> _TO BE DONE_
Identify each line holding the string "taken" and copy it.

> _EXERCISE INPUTS_
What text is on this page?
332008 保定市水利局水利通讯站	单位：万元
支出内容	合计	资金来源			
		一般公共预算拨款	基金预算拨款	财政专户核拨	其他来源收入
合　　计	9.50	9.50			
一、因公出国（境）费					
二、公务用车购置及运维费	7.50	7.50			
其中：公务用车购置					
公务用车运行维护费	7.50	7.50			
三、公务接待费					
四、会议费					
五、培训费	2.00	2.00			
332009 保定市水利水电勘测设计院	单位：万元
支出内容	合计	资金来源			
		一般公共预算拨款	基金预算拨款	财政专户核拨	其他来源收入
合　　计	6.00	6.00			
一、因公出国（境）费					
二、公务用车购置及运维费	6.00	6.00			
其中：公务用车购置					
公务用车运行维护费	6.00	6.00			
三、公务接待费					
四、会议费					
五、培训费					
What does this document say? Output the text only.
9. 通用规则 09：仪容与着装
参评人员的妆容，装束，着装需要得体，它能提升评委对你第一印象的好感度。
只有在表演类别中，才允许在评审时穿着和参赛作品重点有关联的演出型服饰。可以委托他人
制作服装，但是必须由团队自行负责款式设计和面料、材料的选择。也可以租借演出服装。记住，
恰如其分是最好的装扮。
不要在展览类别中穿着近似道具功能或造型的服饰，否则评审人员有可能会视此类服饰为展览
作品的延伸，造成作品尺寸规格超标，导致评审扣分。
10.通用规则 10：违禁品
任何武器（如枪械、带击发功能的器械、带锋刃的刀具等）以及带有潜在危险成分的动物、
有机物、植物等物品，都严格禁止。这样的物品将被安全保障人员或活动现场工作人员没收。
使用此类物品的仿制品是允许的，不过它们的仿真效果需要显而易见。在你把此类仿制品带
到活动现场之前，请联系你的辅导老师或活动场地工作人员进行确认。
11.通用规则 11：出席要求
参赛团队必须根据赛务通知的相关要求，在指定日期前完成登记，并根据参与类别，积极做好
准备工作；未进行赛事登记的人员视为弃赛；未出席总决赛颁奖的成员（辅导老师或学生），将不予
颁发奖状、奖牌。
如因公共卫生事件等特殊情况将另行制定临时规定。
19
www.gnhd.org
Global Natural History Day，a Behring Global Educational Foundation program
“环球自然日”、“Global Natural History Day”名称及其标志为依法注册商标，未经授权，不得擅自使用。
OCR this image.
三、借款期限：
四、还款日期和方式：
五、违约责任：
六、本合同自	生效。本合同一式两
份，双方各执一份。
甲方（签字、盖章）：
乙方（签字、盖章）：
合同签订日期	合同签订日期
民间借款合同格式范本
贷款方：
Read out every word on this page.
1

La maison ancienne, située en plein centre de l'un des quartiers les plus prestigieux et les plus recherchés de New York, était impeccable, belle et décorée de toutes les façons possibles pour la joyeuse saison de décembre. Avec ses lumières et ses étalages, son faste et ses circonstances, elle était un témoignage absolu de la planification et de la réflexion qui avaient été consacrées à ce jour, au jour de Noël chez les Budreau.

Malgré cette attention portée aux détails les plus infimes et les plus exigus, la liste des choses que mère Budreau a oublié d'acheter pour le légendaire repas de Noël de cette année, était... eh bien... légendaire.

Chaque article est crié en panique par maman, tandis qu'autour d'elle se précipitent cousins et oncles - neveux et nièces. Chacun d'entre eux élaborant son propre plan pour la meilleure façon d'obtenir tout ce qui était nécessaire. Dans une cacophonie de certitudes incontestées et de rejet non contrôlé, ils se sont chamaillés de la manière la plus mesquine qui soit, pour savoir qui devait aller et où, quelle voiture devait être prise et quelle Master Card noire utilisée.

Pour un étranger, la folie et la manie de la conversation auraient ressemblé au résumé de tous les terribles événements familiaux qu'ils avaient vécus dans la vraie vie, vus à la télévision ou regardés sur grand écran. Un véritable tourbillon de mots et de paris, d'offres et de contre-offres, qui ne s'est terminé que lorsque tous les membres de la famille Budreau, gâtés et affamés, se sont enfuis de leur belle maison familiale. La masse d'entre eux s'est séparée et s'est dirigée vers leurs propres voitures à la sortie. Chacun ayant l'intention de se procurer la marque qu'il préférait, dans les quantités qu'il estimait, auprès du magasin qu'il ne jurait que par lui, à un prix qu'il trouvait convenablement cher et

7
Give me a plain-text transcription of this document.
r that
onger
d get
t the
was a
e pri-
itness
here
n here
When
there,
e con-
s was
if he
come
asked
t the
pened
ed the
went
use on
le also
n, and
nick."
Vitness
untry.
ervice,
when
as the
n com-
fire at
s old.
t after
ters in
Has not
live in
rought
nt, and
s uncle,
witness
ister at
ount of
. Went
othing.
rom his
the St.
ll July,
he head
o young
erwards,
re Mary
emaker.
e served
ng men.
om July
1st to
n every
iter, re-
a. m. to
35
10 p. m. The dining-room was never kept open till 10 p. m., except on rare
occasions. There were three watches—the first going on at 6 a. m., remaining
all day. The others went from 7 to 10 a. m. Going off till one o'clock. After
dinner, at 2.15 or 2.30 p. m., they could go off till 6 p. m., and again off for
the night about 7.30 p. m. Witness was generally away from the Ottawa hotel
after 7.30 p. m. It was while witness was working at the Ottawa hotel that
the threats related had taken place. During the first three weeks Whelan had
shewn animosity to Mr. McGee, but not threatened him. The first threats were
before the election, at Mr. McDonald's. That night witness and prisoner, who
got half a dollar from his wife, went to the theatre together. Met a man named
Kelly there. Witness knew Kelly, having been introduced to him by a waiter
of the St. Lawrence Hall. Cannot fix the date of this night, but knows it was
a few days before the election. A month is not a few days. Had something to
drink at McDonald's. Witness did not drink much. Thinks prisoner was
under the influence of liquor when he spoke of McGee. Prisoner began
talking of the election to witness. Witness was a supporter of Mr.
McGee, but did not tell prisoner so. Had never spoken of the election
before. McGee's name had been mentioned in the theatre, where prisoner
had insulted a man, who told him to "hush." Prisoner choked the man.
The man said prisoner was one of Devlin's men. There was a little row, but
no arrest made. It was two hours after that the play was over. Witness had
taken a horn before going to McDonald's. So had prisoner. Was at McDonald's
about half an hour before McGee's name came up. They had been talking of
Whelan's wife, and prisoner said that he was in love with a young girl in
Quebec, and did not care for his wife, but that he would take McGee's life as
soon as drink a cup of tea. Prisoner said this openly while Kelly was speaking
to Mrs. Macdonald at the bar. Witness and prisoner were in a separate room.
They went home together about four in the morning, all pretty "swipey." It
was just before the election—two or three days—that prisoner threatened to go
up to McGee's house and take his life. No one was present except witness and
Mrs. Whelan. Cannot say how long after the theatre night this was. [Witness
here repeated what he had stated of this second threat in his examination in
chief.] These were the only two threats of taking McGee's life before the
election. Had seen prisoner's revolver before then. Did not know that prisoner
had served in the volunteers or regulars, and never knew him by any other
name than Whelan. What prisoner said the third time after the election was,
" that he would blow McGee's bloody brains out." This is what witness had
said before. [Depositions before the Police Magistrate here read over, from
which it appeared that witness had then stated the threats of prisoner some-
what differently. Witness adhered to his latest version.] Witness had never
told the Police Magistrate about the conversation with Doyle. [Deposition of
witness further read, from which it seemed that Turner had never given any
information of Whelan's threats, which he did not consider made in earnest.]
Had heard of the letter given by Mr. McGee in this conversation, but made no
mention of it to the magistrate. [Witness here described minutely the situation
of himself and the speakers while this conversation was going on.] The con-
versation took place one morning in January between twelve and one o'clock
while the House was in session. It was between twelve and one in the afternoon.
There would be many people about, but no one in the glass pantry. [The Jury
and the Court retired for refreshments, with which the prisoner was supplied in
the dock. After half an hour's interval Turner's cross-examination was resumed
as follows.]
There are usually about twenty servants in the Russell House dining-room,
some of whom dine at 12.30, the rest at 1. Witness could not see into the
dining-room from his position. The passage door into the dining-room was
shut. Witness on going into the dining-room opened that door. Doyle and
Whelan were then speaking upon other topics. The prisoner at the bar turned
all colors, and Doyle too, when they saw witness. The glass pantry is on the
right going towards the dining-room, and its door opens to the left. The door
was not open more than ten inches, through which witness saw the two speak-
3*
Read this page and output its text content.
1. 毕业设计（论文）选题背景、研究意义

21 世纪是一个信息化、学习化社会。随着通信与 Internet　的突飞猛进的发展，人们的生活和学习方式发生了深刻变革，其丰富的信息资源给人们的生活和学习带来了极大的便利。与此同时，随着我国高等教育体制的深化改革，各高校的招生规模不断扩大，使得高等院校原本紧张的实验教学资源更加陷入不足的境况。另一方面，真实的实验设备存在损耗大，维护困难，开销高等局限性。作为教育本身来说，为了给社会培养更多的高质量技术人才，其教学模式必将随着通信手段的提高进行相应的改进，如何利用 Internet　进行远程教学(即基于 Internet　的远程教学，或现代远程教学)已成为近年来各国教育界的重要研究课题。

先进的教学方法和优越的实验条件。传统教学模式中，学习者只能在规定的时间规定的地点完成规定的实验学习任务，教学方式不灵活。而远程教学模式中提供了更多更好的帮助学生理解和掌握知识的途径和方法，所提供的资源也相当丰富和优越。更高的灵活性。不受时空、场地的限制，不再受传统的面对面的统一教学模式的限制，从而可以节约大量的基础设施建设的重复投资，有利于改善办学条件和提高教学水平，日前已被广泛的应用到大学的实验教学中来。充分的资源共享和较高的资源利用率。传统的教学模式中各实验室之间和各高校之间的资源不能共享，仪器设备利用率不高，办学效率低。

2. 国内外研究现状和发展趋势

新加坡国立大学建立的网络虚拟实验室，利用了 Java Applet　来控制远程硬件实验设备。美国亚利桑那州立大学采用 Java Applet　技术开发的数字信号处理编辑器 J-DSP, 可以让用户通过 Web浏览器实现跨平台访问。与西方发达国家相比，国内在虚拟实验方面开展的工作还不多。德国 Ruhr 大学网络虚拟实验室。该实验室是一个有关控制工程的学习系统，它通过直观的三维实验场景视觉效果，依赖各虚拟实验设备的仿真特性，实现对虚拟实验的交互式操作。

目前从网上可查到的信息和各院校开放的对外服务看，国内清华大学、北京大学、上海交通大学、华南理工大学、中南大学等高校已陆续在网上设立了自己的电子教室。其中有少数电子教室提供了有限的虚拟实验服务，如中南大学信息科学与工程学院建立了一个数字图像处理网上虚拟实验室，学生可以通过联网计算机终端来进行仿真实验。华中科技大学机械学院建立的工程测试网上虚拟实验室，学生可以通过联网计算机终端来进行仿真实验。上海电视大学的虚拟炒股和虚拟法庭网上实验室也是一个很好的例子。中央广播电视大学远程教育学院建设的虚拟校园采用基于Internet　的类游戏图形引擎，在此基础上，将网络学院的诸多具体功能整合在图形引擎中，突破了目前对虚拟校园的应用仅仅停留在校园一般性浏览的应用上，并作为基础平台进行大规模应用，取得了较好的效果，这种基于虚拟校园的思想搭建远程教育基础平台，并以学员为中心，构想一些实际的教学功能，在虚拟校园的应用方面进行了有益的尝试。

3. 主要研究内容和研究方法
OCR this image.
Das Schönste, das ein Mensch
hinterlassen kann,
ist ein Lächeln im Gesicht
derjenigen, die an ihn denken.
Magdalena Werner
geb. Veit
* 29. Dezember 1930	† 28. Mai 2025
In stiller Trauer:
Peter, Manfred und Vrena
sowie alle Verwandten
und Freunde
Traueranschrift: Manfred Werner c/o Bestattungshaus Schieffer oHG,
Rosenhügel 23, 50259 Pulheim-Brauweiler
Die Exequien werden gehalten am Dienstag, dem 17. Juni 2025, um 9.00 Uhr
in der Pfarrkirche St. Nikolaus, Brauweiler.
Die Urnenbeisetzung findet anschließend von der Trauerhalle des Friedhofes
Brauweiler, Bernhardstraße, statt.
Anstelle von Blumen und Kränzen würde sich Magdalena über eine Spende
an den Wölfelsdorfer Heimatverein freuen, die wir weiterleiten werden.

> _EXERCISE ANSWER_
the threats related had taken place. During the first three weeks Whelan had
taken a horn before going to McDonald's. So had prisoner. Was at McDonald's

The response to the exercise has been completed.